Exercise brief: Where a line holds "limit", copy it.

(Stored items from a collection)
+--

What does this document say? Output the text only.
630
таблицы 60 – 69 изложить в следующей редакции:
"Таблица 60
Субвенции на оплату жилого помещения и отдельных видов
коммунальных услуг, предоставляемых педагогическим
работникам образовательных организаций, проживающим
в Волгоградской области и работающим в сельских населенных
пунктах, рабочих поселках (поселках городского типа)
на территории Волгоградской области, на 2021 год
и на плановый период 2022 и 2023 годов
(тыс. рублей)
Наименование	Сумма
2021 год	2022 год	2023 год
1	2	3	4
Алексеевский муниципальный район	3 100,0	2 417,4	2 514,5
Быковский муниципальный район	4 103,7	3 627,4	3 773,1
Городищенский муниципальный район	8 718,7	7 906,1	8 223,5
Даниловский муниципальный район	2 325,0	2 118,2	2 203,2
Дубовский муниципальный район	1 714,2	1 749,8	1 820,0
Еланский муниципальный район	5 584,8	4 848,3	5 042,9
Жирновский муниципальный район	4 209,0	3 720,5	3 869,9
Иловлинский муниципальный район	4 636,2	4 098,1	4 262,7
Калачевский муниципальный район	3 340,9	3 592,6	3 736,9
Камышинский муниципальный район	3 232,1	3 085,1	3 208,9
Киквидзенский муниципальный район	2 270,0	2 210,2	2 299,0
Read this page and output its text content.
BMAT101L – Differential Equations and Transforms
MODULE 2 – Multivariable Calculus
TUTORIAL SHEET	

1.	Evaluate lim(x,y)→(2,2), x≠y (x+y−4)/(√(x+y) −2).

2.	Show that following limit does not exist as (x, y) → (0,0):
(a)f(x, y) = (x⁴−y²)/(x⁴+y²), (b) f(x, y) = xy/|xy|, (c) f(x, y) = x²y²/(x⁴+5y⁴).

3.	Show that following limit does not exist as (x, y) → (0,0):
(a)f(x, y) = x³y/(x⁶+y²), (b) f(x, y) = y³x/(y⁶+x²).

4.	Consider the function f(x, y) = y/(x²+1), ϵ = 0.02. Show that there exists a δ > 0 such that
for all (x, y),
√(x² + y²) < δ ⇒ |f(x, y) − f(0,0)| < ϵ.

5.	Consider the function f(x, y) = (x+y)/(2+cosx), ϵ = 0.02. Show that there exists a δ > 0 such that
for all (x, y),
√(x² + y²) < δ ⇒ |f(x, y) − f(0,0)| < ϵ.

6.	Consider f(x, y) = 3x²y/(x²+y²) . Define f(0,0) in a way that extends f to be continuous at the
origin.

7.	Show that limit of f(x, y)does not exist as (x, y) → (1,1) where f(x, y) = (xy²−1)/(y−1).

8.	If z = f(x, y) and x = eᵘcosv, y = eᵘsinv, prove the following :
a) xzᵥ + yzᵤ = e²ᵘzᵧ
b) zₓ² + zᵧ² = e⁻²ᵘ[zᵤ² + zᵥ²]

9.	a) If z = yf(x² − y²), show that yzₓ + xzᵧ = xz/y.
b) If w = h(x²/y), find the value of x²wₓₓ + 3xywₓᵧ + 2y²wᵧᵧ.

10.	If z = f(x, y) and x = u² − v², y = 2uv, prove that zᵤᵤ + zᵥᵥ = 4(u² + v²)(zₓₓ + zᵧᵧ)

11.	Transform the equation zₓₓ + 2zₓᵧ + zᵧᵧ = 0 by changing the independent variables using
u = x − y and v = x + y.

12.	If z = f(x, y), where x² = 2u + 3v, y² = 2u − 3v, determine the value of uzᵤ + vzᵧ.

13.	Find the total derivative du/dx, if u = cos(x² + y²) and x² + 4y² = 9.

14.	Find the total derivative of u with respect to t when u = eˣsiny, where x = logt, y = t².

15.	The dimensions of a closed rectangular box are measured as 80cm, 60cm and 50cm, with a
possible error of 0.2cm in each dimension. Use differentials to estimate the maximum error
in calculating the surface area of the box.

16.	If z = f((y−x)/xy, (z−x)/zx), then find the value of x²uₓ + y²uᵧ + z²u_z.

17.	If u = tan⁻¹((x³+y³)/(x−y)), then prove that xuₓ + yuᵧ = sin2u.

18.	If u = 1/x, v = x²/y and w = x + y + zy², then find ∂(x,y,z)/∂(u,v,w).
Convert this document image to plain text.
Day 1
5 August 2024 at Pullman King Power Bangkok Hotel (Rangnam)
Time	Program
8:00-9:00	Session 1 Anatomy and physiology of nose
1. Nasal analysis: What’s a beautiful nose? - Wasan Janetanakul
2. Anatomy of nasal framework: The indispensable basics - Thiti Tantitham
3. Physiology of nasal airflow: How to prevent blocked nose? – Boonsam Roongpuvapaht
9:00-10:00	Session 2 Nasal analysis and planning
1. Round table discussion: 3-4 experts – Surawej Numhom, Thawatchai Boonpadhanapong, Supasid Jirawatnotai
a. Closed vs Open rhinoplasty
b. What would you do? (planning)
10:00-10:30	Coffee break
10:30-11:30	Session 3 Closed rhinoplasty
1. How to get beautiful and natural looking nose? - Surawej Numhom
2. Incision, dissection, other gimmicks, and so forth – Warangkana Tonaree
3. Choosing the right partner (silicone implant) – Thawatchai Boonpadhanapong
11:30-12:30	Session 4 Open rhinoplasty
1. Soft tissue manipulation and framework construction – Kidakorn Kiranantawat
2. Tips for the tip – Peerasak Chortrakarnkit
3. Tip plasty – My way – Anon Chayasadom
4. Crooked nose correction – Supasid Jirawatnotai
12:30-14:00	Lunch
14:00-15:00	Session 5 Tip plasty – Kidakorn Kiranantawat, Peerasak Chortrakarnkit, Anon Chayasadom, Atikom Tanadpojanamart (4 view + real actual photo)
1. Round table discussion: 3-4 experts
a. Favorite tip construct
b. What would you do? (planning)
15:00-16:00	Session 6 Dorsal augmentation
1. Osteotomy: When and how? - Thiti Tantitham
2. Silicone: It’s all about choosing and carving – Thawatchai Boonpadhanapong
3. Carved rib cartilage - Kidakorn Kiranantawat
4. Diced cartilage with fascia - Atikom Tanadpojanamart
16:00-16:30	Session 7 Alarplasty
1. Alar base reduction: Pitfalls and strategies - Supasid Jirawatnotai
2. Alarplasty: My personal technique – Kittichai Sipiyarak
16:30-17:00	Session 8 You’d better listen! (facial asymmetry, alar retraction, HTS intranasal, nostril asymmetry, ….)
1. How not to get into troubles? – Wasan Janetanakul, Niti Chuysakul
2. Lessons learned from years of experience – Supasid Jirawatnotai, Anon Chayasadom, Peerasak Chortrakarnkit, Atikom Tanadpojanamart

+--

Response to this exercise:
2.	Show that following limit does not exist as (x, y) → (0,0):
3.	Show that following limit does not exist as (x, y) → (0,0):
7.	Show that limit of f(x, y)does not exist as (x, y) → (1,1) where f(x, y) = (xy²−1)/(y−1).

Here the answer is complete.